- [What is expected]:
Lift out all lines below that contain "Whitneyu".

##############################

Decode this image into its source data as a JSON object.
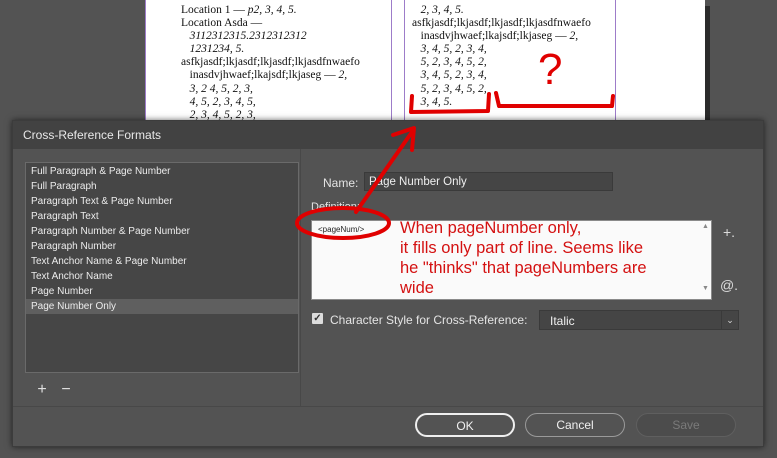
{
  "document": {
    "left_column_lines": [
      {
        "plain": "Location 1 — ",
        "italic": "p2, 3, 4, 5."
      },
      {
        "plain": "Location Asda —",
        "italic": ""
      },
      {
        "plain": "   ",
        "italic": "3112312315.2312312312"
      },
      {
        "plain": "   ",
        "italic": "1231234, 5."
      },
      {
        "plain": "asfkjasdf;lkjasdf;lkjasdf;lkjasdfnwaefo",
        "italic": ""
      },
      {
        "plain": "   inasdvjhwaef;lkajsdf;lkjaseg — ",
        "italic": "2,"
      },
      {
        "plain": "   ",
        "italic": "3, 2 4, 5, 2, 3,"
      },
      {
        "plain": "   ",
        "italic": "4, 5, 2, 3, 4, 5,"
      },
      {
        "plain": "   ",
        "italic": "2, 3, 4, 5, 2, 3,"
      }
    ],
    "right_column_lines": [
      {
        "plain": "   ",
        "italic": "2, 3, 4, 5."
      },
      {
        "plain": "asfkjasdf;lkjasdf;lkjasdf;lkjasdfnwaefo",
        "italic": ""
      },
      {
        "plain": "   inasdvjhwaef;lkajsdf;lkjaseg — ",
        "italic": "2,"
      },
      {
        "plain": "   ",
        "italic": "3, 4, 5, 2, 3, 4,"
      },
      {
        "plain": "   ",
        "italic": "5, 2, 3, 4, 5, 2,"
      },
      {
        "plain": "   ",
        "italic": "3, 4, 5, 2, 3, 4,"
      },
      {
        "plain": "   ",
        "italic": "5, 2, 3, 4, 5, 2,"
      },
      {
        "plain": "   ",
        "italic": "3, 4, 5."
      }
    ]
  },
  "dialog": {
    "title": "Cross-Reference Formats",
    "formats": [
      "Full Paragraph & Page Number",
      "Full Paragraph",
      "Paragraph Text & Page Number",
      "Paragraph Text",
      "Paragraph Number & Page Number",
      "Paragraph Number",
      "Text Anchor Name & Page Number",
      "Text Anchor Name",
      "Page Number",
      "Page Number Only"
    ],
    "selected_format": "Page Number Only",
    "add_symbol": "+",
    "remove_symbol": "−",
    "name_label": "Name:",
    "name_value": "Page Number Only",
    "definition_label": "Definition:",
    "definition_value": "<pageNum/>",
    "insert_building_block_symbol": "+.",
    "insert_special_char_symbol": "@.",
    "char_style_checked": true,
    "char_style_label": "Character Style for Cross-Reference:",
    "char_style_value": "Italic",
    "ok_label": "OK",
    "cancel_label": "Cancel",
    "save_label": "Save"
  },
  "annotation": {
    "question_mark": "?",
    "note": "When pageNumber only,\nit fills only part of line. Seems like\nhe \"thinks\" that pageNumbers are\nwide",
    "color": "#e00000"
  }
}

##############################

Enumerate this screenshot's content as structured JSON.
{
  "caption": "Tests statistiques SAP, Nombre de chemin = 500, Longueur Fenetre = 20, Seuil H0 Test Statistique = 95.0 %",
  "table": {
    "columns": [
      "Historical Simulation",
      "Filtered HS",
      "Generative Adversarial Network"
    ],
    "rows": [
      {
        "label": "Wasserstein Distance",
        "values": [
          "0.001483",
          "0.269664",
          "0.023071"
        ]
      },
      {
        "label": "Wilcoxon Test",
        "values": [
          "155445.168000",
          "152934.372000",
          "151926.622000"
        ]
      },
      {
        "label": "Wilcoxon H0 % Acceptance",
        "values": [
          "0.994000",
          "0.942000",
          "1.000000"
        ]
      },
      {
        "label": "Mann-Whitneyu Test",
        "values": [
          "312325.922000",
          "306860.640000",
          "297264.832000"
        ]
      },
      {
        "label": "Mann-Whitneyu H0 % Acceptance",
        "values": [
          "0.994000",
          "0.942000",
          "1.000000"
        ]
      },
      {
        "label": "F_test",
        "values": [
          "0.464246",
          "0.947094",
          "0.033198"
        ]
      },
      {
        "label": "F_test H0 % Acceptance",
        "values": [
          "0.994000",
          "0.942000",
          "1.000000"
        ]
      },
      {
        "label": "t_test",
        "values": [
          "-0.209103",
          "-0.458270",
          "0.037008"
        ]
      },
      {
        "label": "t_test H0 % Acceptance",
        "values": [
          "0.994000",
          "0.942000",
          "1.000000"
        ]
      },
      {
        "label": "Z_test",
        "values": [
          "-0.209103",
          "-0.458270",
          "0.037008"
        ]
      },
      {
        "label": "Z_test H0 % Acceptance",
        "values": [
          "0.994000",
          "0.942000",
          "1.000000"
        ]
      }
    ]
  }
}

##############################

- [Written solution]:
        "label": "Mann-Whitneyu Test",
        "label": "Mann-Whitneyu H0 % Acceptance",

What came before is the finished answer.